** Exercise directions **
Produce an exact copy of all the data below, dropping every image.

** Source material **
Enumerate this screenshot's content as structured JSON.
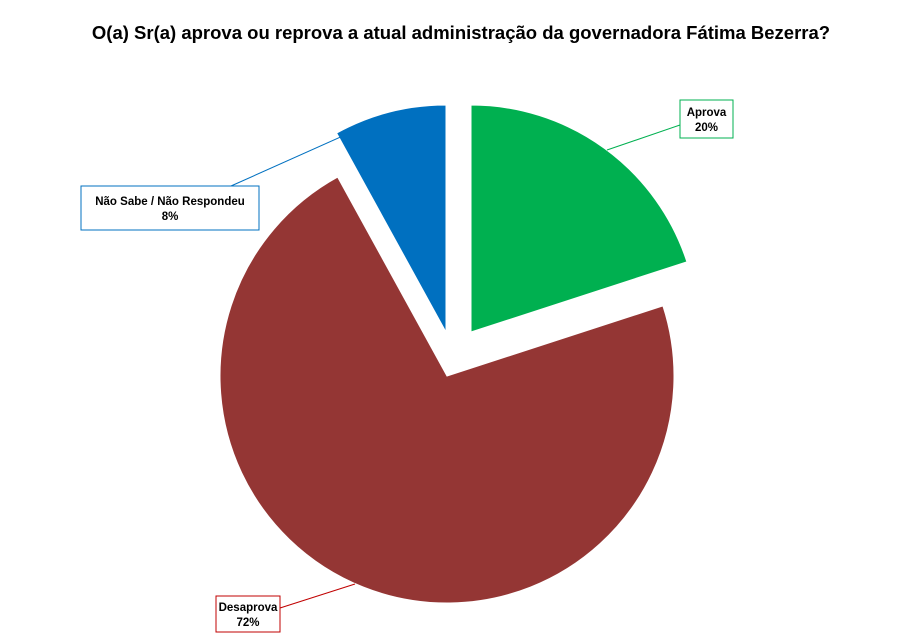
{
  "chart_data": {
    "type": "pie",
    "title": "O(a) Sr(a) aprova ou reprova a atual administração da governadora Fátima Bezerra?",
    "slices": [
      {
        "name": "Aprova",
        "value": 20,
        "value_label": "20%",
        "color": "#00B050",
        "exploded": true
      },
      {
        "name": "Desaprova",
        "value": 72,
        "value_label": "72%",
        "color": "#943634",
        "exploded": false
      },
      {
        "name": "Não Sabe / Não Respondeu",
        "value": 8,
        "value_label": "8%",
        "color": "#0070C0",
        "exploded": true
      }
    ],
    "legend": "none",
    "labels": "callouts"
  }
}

** Full response **
Enumerate this screenshot's content as structured JSON.
{
  "chart_data": {
    "type": "pie",
    "title": "O(a) Sr(a) aprova ou reprova a atual administração da governadora Fátima Bezerra?",
    "slices": [
      {
        "name": "Aprova",
        "value": 20,
        "value_label": "20%",
        "color": "#00B050",
        "exploded": true
      },
      {
        "name": "Desaprova",
        "value": 72,
        "value_label": "72%",
        "color": "#943634",
        "exploded": false
      },
      {
        "name": "Não Sabe / Não Respondeu",
        "value": 8,
        "value_label": "8%",
        "color": "#0070C0",
        "exploded": true
      }
    ],
    "legend": "none",
    "labels": "callouts"
  }
}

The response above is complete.